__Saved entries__
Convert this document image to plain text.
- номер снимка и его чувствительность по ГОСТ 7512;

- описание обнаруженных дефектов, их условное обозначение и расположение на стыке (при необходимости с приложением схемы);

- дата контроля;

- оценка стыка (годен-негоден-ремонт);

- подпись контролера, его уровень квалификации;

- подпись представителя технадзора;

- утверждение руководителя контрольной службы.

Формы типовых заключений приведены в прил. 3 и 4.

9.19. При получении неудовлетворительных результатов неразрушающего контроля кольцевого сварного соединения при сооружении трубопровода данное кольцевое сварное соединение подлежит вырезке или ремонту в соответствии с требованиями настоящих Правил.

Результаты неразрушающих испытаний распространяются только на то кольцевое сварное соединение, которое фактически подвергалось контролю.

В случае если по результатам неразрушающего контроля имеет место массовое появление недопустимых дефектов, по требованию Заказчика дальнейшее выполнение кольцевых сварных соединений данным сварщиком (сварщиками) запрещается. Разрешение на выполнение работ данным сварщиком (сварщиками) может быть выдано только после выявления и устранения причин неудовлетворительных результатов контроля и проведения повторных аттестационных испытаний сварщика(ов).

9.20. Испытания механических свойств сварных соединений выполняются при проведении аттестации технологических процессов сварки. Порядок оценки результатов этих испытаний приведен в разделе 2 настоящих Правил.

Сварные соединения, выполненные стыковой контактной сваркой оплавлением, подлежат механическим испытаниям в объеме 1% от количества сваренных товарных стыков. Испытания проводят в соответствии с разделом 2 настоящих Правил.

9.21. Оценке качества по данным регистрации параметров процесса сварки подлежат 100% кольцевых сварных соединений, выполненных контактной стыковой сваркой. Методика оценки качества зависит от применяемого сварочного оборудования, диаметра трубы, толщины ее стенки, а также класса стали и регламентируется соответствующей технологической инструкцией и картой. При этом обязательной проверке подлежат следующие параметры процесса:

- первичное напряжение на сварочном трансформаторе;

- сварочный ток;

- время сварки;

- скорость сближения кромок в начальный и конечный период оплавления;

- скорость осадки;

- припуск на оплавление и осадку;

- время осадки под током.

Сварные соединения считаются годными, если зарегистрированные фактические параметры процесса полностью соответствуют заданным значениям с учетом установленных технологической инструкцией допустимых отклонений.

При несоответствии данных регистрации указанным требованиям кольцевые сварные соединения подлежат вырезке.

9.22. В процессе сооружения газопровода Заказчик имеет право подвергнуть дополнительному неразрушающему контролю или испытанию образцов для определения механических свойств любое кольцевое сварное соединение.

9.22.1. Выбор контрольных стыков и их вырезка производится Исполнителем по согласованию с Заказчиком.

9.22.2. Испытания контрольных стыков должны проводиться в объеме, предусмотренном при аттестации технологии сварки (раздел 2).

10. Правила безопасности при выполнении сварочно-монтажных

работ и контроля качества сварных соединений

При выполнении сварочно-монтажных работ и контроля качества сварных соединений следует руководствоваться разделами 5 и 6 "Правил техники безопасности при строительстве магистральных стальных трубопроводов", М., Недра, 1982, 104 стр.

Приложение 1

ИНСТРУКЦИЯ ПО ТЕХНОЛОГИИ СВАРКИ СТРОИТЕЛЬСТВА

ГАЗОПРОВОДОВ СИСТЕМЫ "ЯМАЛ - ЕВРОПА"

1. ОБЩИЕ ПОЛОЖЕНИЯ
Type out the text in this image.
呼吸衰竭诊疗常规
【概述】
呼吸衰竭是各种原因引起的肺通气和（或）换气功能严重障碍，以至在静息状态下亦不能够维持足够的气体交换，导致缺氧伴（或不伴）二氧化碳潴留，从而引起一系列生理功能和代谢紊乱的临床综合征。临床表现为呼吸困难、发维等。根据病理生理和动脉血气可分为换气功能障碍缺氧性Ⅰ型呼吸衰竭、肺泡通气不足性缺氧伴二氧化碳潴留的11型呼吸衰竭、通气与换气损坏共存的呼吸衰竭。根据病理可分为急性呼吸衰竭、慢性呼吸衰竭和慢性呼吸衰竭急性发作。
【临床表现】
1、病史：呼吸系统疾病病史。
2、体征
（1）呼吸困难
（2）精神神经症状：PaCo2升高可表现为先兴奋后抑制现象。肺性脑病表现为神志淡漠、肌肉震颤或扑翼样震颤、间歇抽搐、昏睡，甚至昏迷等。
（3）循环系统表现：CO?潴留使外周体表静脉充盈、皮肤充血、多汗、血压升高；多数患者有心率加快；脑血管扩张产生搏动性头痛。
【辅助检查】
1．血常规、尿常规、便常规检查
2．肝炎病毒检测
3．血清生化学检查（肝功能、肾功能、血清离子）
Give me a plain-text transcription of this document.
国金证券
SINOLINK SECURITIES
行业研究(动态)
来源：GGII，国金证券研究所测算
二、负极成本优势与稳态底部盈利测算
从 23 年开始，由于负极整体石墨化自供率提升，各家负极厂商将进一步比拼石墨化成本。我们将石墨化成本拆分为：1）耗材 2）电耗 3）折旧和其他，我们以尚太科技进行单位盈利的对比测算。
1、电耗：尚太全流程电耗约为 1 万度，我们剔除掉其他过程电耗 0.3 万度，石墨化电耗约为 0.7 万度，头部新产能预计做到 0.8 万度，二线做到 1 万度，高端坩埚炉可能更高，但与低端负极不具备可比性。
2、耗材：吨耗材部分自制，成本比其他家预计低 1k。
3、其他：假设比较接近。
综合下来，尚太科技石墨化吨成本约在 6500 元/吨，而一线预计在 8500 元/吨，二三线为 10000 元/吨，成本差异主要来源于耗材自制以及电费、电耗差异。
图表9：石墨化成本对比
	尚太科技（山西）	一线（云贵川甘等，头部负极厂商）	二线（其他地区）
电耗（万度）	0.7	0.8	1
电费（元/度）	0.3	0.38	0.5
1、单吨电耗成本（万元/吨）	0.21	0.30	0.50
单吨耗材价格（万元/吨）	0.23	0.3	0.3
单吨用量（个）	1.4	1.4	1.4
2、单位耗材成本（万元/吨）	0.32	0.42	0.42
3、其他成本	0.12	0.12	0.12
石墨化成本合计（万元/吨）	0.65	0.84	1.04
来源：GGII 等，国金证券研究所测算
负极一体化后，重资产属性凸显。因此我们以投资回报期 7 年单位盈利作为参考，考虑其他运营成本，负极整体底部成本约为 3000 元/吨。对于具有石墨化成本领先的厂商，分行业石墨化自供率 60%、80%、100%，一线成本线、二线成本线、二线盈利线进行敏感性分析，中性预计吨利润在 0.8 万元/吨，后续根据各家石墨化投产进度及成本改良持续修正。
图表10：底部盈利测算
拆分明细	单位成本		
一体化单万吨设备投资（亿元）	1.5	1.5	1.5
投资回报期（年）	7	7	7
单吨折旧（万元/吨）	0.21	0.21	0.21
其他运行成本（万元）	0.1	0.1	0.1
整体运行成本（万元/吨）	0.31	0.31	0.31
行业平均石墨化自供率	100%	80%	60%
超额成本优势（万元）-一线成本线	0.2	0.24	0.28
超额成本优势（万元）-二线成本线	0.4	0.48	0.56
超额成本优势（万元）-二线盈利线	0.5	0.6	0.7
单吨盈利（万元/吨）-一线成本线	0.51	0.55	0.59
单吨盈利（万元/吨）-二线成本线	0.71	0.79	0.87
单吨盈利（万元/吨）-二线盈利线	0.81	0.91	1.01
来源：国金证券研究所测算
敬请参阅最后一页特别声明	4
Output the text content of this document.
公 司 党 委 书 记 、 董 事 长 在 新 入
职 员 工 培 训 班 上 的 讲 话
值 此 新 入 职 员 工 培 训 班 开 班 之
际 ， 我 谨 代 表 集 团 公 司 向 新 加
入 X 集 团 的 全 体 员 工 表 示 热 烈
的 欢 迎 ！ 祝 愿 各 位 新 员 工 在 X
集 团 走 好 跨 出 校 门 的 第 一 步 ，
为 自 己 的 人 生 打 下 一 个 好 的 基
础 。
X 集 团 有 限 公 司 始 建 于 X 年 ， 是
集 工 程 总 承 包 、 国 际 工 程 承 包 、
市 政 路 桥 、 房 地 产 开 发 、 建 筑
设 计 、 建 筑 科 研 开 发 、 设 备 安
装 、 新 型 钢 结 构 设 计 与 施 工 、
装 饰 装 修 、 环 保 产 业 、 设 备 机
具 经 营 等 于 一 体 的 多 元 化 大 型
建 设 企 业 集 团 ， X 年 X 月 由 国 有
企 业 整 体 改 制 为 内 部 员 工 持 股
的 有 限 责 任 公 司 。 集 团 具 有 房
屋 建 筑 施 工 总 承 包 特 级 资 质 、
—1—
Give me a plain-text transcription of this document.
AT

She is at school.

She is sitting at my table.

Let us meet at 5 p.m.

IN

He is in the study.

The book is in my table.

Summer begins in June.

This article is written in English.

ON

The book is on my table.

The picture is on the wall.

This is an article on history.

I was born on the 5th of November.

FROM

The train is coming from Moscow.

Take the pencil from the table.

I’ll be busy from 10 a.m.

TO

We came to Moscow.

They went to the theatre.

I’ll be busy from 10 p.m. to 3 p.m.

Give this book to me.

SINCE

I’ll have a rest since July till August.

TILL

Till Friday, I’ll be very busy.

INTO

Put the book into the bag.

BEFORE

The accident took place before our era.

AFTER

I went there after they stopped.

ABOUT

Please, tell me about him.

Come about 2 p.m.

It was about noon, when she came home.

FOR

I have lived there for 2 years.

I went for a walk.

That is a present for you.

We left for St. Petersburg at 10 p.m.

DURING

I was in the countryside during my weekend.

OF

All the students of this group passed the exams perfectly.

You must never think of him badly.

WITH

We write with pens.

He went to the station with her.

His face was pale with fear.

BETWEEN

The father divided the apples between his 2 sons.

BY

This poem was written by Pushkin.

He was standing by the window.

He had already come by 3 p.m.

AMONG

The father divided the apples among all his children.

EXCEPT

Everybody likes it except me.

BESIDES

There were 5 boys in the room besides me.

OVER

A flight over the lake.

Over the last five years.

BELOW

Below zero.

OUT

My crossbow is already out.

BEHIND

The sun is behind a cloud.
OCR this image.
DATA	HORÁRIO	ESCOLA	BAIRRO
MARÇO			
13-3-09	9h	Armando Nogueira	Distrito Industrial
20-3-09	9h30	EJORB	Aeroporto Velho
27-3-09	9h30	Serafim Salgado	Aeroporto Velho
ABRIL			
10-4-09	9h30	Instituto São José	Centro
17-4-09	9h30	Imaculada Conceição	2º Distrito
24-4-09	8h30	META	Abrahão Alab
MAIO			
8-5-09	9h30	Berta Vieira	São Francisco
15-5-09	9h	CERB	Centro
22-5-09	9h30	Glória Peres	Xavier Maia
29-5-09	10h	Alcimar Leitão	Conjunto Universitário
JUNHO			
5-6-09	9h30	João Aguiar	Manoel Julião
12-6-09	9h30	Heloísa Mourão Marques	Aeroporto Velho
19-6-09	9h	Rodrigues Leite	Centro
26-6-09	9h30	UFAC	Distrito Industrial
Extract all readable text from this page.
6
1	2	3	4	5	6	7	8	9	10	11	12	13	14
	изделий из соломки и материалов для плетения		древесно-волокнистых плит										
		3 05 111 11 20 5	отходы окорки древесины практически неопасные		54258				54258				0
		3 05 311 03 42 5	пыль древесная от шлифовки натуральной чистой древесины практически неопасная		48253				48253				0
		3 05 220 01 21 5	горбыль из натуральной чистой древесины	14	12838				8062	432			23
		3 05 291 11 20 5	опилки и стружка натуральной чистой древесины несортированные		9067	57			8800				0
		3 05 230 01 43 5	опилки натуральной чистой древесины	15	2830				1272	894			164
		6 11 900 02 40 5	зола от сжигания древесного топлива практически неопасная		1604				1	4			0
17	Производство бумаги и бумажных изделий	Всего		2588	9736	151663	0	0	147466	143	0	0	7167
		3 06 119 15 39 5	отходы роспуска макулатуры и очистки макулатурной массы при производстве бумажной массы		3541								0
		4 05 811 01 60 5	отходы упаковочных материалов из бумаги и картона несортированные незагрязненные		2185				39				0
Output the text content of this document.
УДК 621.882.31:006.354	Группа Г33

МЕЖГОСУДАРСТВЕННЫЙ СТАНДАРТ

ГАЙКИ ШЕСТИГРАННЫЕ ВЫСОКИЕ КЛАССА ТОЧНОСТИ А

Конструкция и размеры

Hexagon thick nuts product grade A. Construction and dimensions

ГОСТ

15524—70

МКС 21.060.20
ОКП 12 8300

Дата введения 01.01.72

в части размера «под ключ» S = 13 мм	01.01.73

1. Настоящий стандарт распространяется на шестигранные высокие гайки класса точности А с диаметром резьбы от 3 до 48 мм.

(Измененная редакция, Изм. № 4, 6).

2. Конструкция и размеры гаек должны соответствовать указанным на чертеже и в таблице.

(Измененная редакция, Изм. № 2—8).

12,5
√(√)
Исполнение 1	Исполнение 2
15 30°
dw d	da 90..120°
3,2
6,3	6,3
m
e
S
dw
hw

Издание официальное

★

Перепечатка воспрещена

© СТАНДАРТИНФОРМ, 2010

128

__YOUR TASK__
Examine the records and pull out every line where the string "скорость" occurs.

__ANSWER TO THIS PROBLEM__
- скорость сближения кромок в начальный и конечный период оплавления;
- скорость осадки;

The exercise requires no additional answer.